Entries shown
..............................

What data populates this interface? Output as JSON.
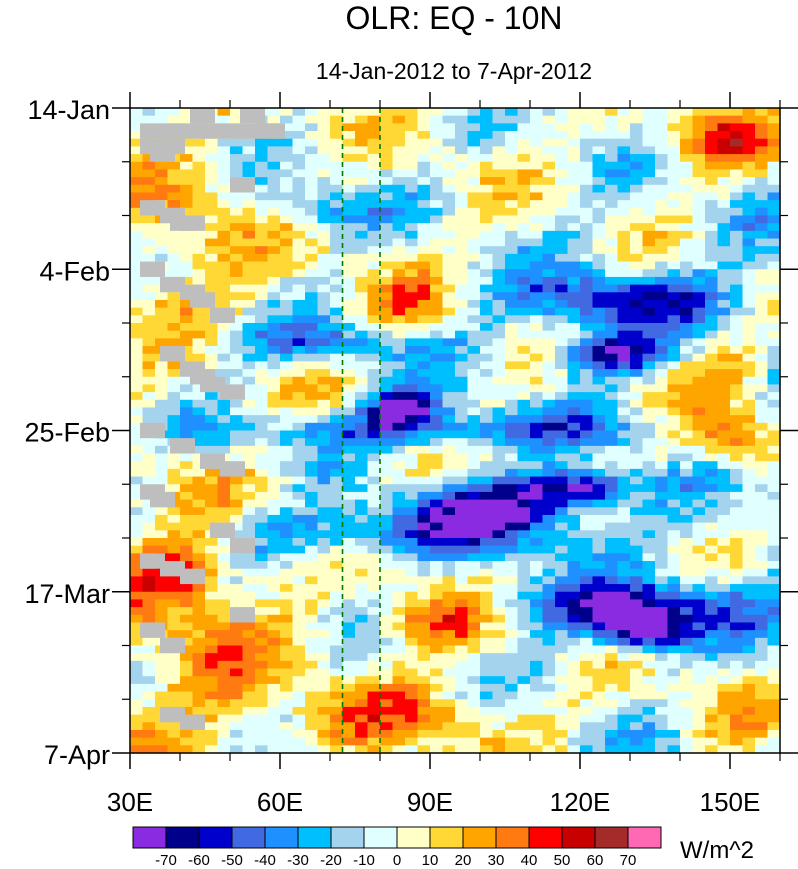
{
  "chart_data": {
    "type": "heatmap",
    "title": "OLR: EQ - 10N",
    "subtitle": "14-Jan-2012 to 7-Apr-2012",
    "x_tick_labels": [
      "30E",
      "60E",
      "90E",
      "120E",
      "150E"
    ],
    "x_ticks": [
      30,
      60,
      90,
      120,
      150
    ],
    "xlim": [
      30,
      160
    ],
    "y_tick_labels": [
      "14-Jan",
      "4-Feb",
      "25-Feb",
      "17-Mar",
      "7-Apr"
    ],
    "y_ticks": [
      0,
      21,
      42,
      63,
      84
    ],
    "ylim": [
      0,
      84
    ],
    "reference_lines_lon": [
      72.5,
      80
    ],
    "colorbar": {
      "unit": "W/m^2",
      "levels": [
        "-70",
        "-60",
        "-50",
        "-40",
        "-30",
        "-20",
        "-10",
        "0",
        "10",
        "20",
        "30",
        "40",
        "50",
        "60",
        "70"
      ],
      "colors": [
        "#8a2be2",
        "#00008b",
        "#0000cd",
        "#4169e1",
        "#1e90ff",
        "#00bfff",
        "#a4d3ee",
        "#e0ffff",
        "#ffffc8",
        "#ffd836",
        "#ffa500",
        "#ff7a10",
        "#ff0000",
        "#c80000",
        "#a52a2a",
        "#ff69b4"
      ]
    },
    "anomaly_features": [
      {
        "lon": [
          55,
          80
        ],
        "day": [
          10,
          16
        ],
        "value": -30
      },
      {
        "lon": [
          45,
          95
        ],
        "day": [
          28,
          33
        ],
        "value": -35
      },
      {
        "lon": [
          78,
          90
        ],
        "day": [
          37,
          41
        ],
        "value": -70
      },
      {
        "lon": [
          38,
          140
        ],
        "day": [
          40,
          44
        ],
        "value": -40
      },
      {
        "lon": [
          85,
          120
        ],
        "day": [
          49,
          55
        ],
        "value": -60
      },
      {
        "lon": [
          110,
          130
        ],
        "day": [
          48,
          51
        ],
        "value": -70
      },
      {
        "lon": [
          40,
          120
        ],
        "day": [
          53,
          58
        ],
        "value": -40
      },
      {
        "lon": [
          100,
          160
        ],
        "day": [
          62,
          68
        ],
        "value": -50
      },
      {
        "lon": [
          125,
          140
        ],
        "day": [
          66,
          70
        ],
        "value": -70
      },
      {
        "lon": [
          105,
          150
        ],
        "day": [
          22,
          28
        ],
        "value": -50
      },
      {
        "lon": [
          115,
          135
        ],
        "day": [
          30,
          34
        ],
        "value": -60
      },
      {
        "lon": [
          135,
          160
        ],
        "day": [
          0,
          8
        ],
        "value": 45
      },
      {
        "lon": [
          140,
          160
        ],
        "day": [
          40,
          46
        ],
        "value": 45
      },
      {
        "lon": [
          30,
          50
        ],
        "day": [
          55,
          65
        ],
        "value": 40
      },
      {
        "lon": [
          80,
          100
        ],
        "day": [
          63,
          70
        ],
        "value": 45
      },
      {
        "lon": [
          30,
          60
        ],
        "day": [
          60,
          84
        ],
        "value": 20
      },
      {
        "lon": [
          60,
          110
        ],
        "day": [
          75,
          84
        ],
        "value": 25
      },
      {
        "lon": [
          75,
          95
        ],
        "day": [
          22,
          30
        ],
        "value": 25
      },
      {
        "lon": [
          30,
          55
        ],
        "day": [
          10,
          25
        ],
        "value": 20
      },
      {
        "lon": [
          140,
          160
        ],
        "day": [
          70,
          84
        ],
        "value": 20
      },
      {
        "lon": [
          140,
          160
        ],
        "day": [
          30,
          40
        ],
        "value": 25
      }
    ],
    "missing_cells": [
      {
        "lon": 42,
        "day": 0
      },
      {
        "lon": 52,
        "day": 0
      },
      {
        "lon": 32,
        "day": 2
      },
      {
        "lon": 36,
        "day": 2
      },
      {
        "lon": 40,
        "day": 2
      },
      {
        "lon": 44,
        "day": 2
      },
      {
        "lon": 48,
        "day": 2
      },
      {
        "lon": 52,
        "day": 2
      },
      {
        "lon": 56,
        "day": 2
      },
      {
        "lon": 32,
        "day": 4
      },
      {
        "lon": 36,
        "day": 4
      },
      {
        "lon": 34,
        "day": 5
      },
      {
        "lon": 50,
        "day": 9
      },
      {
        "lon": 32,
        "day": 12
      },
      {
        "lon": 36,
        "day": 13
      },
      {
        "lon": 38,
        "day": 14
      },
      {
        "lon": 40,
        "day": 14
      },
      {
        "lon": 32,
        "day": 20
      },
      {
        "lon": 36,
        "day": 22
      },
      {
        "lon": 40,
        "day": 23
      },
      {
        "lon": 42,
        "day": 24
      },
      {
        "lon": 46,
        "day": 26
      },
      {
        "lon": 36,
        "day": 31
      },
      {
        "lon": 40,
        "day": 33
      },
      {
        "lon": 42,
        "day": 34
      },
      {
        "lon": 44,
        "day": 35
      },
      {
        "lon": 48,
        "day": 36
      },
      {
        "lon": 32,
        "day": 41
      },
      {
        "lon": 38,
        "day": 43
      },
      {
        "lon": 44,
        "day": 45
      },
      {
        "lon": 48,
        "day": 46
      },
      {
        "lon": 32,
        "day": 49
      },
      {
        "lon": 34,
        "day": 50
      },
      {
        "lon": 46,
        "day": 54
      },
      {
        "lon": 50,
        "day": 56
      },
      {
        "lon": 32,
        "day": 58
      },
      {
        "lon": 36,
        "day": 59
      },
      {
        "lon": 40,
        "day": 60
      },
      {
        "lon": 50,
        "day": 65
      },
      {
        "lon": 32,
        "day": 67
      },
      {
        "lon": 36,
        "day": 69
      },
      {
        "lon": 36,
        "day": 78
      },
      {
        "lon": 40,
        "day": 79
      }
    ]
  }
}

..............................

Written exercise
Pictures in the records above are not copied; print everything else exactly.

Answer to the task
What data populates this interface? Output as JSON.
{
  "chart_data": {
    "type": "heatmap",
    "title": "OLR: EQ - 10N",
    "subtitle": "14-Jan-2012 to 7-Apr-2012",
    "x_tick_labels": [
      "30E",
      "60E",
      "90E",
      "120E",
      "150E"
    ],
    "x_ticks": [
      30,
      60,
      90,
      120,
      150
    ],
    "xlim": [
      30,
      160
    ],
    "y_tick_labels": [
      "14-Jan",
      "4-Feb",
      "25-Feb",
      "17-Mar",
      "7-Apr"
    ],
    "y_ticks": [
      0,
      21,
      42,
      63,
      84
    ],
    "ylim": [
      0,
      84
    ],
    "reference_lines_lon": [
      72.5,
      80
    ],
    "colorbar": {
      "unit": "W/m^2",
      "levels": [
        "-70",
        "-60",
        "-50",
        "-40",
        "-30",
        "-20",
        "-10",
        "0",
        "10",
        "20",
        "30",
        "40",
        "50",
        "60",
        "70"
      ],
      "colors": [
        "#8a2be2",
        "#00008b",
        "#0000cd",
        "#4169e1",
        "#1e90ff",
        "#00bfff",
        "#a4d3ee",
        "#e0ffff",
        "#ffffc8",
        "#ffd836",
        "#ffa500",
        "#ff7a10",
        "#ff0000",
        "#c80000",
        "#a52a2a",
        "#ff69b4"
      ]
    },
    "anomaly_features": [
      {
        "lon": [
          55,
          80
        ],
        "day": [
          10,
          16
        ],
        "value": -30
      },
      {
        "lon": [
          45,
          95
        ],
        "day": [
          28,
          33
        ],
        "value": -35
      },
      {
        "lon": [
          78,
          90
        ],
        "day": [
          37,
          41
        ],
        "value": -70
      },
      {
        "lon": [
          38,
          140
        ],
        "day": [
          40,
          44
        ],
        "value": -40
      },
      {
        "lon": [
          85,
          120
        ],
        "day": [
          49,
          55
        ],
        "value": -60
      },
      {
        "lon": [
          110,
          130
        ],
        "day": [
          48,
          51
        ],
        "value": -70
      },
      {
        "lon": [
          40,
          120
        ],
        "day": [
          53,
          58
        ],
        "value": -40
      },
      {
        "lon": [
          100,
          160
        ],
        "day": [
          62,
          68
        ],
        "value": -50
      },
      {
        "lon": [
          125,
          140
        ],
        "day": [
          66,
          70
        ],
        "value": -70
      },
      {
        "lon": [
          105,
          150
        ],
        "day": [
          22,
          28
        ],
        "value": -50
      },
      {
        "lon": [
          115,
          135
        ],
        "day": [
          30,
          34
        ],
        "value": -60
      },
      {
        "lon": [
          135,
          160
        ],
        "day": [
          0,
          8
        ],
        "value": 45
      },
      {
        "lon": [
          140,
          160
        ],
        "day": [
          40,
          46
        ],
        "value": 45
      },
      {
        "lon": [
          30,
          50
        ],
        "day": [
          55,
          65
        ],
        "value": 40
      },
      {
        "lon": [
          80,
          100
        ],
        "day": [
          63,
          70
        ],
        "value": 45
      },
      {
        "lon": [
          30,
          60
        ],
        "day": [
          60,
          84
        ],
        "value": 20
      },
      {
        "lon": [
          60,
          110
        ],
        "day": [
          75,
          84
        ],
        "value": 25
      },
      {
        "lon": [
          75,
          95
        ],
        "day": [
          22,
          30
        ],
        "value": 25
      },
      {
        "lon": [
          30,
          55
        ],
        "day": [
          10,
          25
        ],
        "value": 20
      },
      {
        "lon": [
          140,
          160
        ],
        "day": [
          70,
          84
        ],
        "value": 20
      },
      {
        "lon": [
          140,
          160
        ],
        "day": [
          30,
          40
        ],
        "value": 25
      }
    ],
    "missing_cells": [
      {
        "lon": 42,
        "day": 0
      },
      {
        "lon": 52,
        "day": 0
      },
      {
        "lon": 32,
        "day": 2
      },
      {
        "lon": 36,
        "day": 2
      },
      {
        "lon": 40,
        "day": 2
      },
      {
        "lon": 44,
        "day": 2
      },
      {
        "lon": 48,
        "day": 2
      },
      {
        "lon": 52,
        "day": 2
      },
      {
        "lon": 56,
        "day": 2
      },
      {
        "lon": 32,
        "day": 4
      },
      {
        "lon": 36,
        "day": 4
      },
      {
        "lon": 34,
        "day": 5
      },
      {
        "lon": 50,
        "day": 9
      },
      {
        "lon": 32,
        "day": 12
      },
      {
        "lon": 36,
        "day": 13
      },
      {
        "lon": 38,
        "day": 14
      },
      {
        "lon": 40,
        "day": 14
      },
      {
        "lon": 32,
        "day": 20
      },
      {
        "lon": 36,
        "day": 22
      },
      {
        "lon": 40,
        "day": 23
      },
      {
        "lon": 42,
        "day": 24
      },
      {
        "lon": 46,
        "day": 26
      },
      {
        "lon": 36,
        "day": 31
      },
      {
        "lon": 40,
        "day": 33
      },
      {
        "lon": 42,
        "day": 34
      },
      {
        "lon": 44,
        "day": 35
      },
      {
        "lon": 48,
        "day": 36
      },
      {
        "lon": 32,
        "day": 41
      },
      {
        "lon": 38,
        "day": 43
      },
      {
        "lon": 44,
        "day": 45
      },
      {
        "lon": 48,
        "day": 46
      },
      {
        "lon": 32,
        "day": 49
      },
      {
        "lon": 34,
        "day": 50
      },
      {
        "lon": 46,
        "day": 54
      },
      {
        "lon": 50,
        "day": 56
      },
      {
        "lon": 32,
        "day": 58
      },
      {
        "lon": 36,
        "day": 59
      },
      {
        "lon": 40,
        "day": 60
      },
      {
        "lon": 50,
        "day": 65
      },
      {
        "lon": 32,
        "day": 67
      },
      {
        "lon": 36,
        "day": 69
      },
      {
        "lon": 36,
        "day": 78
      },
      {
        "lon": 40,
        "day": 79
      }
    ]
  }
}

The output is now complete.